• **TASK STATEMENT**: Scan the data beneath this task and copy each line that includes "text".

________________

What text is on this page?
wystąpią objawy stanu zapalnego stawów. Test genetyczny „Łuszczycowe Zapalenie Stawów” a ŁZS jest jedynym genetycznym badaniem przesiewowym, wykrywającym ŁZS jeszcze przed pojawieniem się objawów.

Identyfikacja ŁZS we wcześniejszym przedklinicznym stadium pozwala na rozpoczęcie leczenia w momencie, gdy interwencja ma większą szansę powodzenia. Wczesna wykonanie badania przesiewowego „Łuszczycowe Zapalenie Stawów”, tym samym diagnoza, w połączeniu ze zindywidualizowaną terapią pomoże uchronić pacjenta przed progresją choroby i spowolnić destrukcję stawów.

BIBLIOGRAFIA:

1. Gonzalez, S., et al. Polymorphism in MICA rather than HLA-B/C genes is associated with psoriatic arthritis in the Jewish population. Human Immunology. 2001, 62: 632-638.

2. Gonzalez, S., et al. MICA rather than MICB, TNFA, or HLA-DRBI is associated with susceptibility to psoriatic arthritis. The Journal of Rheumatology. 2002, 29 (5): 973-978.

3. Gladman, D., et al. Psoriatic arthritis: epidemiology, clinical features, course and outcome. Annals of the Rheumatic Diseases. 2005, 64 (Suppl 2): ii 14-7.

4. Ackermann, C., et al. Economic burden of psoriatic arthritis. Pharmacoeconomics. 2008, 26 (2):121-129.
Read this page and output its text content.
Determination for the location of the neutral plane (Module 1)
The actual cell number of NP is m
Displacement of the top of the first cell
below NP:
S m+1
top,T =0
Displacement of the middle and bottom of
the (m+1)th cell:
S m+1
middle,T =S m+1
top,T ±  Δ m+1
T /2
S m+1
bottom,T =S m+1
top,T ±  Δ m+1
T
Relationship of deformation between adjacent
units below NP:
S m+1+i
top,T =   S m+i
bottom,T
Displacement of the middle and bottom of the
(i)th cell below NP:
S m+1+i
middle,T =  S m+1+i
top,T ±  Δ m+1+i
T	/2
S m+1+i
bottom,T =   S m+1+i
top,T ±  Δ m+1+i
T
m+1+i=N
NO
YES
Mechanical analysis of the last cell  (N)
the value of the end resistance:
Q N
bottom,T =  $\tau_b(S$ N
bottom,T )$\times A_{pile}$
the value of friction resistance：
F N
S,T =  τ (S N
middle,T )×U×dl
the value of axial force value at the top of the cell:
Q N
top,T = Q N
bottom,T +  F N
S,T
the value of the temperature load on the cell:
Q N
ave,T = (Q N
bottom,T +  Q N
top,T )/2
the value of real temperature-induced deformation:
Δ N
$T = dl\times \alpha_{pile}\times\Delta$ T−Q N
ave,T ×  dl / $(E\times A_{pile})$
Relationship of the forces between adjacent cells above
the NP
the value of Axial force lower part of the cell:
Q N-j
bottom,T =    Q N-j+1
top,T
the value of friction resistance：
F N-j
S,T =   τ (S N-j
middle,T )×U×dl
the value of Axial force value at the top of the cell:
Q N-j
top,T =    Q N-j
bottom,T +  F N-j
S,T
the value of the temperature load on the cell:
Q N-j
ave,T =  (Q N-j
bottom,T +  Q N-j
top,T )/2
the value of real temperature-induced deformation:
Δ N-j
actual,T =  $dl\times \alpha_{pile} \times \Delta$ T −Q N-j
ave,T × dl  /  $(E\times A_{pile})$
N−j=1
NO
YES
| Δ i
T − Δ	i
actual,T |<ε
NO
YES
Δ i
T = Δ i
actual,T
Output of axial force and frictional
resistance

________________

• **REPLY TO THE TASK**:
What text is on this page?
Read this page and output its text content.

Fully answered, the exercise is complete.